DIRECTIONS FOR THIS TASK ▸ Determine how many lines of the material hold the string "title" and reply with only that number.

Source records ▸
■ ■ ■

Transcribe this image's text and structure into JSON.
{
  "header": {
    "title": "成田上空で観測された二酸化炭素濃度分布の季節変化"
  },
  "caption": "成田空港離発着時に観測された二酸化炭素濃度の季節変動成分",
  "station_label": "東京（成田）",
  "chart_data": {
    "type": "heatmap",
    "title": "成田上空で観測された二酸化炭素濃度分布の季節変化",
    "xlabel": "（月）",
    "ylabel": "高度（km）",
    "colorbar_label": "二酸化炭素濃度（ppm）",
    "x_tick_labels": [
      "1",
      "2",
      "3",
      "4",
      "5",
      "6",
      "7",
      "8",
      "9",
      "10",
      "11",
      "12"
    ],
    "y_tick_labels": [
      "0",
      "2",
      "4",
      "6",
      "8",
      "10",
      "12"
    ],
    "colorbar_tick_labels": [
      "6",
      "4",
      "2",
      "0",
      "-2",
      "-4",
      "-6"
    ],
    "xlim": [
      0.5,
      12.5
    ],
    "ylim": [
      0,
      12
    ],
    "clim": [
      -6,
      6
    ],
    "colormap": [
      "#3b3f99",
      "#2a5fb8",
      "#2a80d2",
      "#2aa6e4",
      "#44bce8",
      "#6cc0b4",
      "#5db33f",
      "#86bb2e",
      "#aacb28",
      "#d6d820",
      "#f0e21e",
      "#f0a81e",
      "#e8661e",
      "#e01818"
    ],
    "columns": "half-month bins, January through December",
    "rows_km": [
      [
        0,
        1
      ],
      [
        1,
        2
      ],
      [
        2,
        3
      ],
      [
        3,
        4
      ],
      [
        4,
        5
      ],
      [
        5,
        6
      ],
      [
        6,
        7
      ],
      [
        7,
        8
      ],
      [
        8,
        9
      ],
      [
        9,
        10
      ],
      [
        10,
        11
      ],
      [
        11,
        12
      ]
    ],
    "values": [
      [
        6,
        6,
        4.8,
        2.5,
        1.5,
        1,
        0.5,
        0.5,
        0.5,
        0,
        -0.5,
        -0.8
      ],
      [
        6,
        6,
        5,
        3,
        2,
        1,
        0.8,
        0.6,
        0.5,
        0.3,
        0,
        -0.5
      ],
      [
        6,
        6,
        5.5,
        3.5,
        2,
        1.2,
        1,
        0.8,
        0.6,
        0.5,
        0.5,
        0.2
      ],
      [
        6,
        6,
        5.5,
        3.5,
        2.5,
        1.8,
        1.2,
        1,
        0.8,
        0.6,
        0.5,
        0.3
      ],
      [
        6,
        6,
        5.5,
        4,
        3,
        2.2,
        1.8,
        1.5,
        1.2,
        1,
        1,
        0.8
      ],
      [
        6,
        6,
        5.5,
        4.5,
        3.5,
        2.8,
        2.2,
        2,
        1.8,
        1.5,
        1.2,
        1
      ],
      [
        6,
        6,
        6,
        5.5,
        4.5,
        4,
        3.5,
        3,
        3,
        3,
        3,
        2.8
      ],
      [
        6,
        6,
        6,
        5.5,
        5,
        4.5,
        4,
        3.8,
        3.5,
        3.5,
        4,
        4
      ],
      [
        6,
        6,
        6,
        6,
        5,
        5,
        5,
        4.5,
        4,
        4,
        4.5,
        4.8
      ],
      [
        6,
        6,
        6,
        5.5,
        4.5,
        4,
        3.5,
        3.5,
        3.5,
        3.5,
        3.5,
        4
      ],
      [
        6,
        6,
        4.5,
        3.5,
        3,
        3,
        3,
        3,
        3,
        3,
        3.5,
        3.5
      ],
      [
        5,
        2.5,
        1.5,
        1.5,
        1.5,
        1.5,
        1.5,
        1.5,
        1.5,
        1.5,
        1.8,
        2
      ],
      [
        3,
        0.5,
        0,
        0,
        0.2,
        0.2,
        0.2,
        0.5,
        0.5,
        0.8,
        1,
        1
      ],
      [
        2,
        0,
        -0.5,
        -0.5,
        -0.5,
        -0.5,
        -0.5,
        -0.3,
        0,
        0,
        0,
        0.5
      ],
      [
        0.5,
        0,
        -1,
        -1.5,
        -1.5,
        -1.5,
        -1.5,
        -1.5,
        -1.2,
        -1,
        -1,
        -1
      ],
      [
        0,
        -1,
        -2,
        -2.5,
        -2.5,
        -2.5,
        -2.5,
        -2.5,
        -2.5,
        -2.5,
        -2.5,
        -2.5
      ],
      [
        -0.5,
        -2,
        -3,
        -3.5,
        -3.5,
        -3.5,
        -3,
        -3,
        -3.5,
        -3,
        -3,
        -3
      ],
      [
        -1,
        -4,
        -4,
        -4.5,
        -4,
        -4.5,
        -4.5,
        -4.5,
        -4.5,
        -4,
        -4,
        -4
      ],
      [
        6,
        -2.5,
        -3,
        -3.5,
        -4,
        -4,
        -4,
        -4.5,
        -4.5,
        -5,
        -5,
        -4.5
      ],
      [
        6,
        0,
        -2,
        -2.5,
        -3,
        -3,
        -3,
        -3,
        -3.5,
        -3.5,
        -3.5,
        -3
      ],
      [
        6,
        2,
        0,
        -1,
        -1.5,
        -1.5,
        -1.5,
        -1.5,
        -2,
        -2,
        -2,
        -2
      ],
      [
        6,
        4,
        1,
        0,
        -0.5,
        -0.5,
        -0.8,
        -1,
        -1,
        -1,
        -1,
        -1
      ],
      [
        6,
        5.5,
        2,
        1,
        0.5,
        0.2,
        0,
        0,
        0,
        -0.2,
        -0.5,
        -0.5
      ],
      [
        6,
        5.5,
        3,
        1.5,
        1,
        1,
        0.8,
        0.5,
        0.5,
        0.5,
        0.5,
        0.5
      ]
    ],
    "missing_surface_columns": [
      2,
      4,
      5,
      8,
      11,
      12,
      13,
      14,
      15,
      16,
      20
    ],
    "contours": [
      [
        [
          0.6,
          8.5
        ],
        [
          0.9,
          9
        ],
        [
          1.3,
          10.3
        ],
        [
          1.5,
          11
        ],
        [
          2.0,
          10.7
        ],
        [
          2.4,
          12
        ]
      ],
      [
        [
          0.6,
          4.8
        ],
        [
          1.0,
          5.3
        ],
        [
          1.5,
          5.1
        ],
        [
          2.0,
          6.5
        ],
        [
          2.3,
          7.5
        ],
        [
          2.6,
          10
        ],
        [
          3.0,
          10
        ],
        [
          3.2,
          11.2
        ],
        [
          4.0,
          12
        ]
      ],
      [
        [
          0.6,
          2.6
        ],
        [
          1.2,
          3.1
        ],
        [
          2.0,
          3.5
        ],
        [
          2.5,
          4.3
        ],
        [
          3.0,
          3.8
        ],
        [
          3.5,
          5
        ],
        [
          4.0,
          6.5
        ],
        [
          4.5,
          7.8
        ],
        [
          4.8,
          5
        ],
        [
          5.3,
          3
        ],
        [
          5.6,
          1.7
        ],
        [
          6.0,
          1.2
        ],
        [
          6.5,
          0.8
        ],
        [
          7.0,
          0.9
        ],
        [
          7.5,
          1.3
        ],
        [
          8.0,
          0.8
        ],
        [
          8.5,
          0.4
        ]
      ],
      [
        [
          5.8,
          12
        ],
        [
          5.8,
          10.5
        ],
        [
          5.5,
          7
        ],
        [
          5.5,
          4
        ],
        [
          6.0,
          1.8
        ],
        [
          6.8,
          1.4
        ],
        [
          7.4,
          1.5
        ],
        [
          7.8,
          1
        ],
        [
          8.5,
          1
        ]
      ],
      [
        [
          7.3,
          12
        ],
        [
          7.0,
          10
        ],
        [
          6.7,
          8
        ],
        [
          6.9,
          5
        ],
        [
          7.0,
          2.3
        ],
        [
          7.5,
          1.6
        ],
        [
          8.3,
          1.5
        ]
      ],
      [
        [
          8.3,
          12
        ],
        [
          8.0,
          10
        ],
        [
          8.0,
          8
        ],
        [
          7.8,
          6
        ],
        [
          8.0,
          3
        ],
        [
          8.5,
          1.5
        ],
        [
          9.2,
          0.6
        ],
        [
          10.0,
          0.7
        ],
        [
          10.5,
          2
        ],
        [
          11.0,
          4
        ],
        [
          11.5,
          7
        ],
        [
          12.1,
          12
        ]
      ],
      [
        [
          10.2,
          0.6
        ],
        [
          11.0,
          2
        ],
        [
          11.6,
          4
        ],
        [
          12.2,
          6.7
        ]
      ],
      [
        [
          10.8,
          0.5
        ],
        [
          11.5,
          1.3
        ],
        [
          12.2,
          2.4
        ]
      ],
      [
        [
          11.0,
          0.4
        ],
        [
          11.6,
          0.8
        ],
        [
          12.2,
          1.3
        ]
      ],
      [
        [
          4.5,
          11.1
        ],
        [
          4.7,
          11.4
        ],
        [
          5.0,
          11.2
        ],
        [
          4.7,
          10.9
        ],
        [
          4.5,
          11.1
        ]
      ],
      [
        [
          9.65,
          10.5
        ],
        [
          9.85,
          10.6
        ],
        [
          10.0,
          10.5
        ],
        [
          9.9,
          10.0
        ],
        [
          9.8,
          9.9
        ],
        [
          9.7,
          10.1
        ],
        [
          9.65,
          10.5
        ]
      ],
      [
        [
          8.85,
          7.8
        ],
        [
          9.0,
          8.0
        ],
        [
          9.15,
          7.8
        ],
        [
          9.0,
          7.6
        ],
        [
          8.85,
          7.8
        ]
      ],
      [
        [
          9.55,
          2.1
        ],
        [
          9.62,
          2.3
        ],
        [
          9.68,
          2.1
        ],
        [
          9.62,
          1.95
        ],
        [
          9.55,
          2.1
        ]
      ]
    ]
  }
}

■ ■ ■

COMPLETED EXERCISE ▸ 2